- **Exercise**:
Keep the wording of each record exactly the same when you repeat it, and leave out pictures.

─── Supplied entries ───

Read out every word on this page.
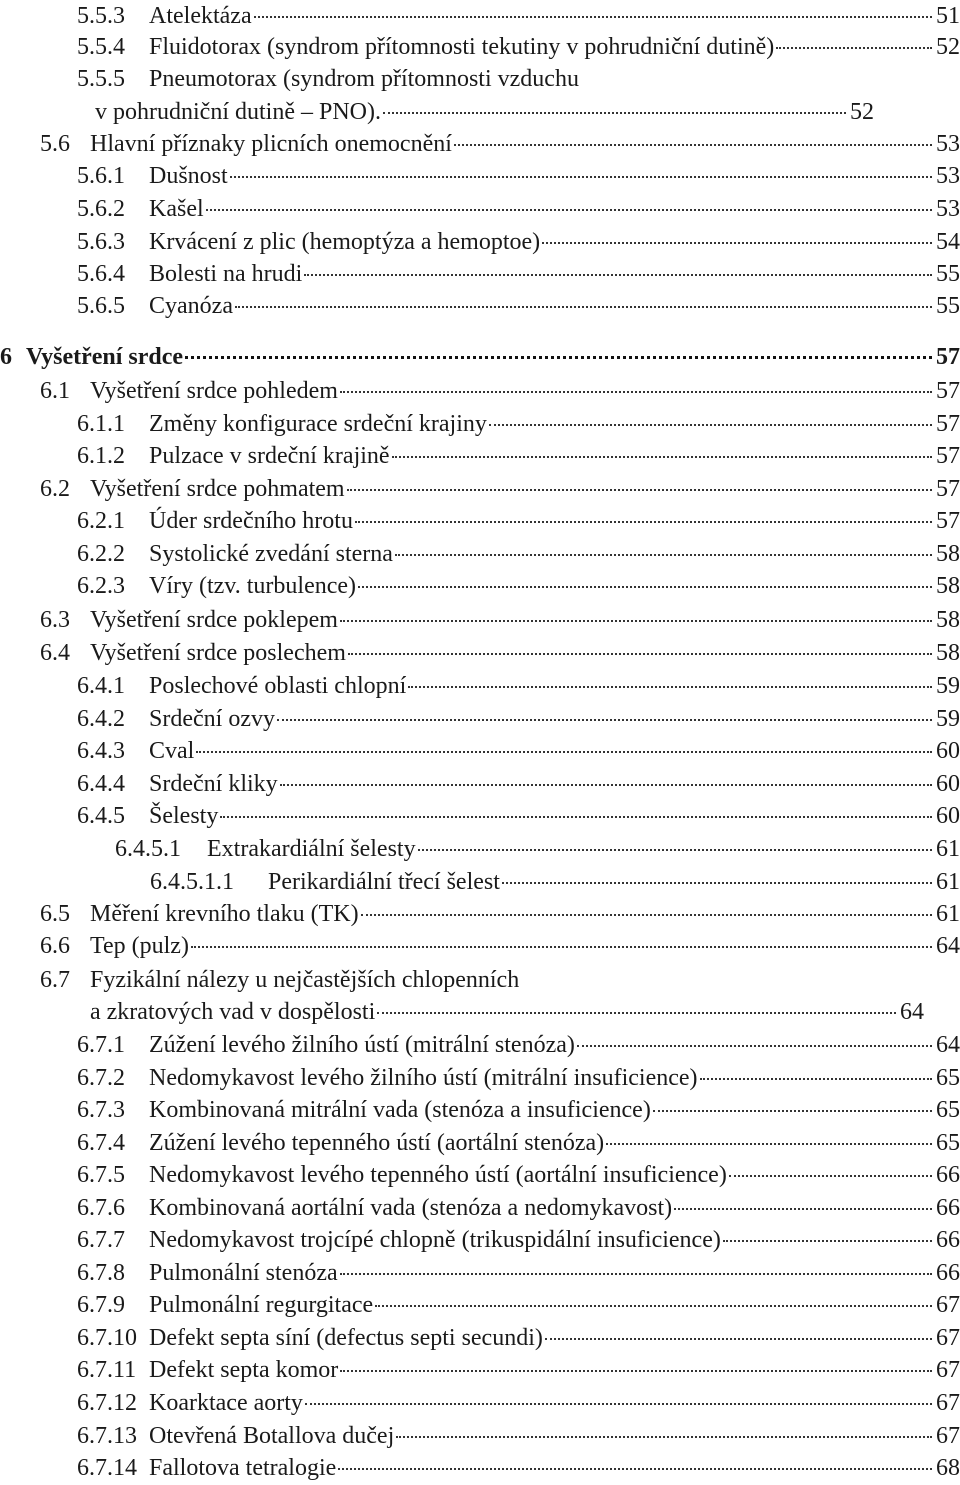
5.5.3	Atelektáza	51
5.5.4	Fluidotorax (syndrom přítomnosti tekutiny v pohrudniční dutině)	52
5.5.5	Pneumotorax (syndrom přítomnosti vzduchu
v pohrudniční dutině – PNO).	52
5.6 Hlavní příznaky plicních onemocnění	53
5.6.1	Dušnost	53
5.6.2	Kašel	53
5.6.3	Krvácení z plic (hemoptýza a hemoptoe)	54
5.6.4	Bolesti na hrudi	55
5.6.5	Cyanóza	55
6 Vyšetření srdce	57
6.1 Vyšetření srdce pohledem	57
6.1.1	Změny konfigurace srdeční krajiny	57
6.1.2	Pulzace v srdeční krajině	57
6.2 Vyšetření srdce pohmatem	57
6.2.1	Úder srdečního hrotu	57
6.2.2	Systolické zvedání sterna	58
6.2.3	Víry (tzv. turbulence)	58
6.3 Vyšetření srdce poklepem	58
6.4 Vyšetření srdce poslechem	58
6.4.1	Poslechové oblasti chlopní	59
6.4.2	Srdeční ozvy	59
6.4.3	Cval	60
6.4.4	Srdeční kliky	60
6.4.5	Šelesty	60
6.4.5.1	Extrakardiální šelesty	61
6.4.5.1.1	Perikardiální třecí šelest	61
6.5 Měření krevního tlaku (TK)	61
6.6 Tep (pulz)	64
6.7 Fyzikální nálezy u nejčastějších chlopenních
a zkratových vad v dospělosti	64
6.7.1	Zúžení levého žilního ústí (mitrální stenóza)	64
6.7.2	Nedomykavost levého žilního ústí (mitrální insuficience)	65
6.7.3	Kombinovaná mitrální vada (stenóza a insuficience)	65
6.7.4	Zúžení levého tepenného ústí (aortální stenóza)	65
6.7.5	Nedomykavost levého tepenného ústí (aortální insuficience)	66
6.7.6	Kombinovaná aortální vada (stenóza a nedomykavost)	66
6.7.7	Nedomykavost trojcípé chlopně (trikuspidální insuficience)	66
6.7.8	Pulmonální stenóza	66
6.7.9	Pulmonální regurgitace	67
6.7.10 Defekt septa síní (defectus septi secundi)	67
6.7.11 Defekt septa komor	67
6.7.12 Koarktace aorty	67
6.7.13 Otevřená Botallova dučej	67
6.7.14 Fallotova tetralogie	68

───

- **Finished task**:
Read out every word on this page.
5.5.3	Atelektáza	51
5.5.4	Fluidotorax (syndrom přítomnosti tekutiny v pohrudniční dutině)	52
5.5.5	Pneumotorax (syndrom přítomnosti vzduchu
v pohrudniční dutině – PNO).	52
5.6 Hlavní příznaky plicních onemocnění	53
5.6.1	Dušnost	53
5.6.2	Kašel	53
5.6.3	Krvácení z plic (hemoptýza a hemoptoe)	54
5.6.4	Bolesti na hrudi	55
5.6.5	Cyanóza	55
6 Vyšetření srdce	57
6.1 Vyšetření srdce pohledem	57
6.1.1	Změny konfigurace srdeční krajiny	57
6.1.2	Pulzace v srdeční krajině	57
6.2 Vyšetření srdce pohmatem	57
6.2.1	Úder srdečního hrotu	57
6.2.2	Systolické zvedání sterna	58
6.2.3	Víry (tzv. turbulence)	58
6.3 Vyšetření srdce poklepem	58
6.4 Vyšetření srdce poslechem	58
6.4.1	Poslechové oblasti chlopní	59
6.4.2	Srdeční ozvy	59
6.4.3	Cval	60
6.4.4	Srdeční kliky	60
6.4.5	Šelesty	60
6.4.5.1	Extrakardiální šelesty	61
6.4.5.1.1	Perikardiální třecí šelest	61
6.5 Měření krevního tlaku (TK)	61
6.6 Tep (pulz)	64
6.7 Fyzikální nálezy u nejčastějších chlopenních
a zkratových vad v dospělosti	64
6.7.1	Zúžení levého žilního ústí (mitrální stenóza)	64
6.7.2	Nedomykavost levého žilního ústí (mitrální insuficience)	65
6.7.3	Kombinovaná mitrální vada (stenóza a insuficience)	65
6.7.4	Zúžení levého tepenného ústí (aortální stenóza)	65
6.7.5	Nedomykavost levého tepenného ústí (aortální insuficience)	66
6.7.6	Kombinovaná aortální vada (stenóza a nedomykavost)	66
6.7.7	Nedomykavost trojcípé chlopně (trikuspidální insuficience)	66
6.7.8	Pulmonální stenóza	66
6.7.9	Pulmonální regurgitace	67
6.7.10 Defekt septa síní (defectus septi secundi)	67
6.7.11 Defekt septa komor	67
6.7.12 Koarktace aorty	67
6.7.13 Otevřená Botallova dučej	67
6.7.14 Fallotova tetralogie	68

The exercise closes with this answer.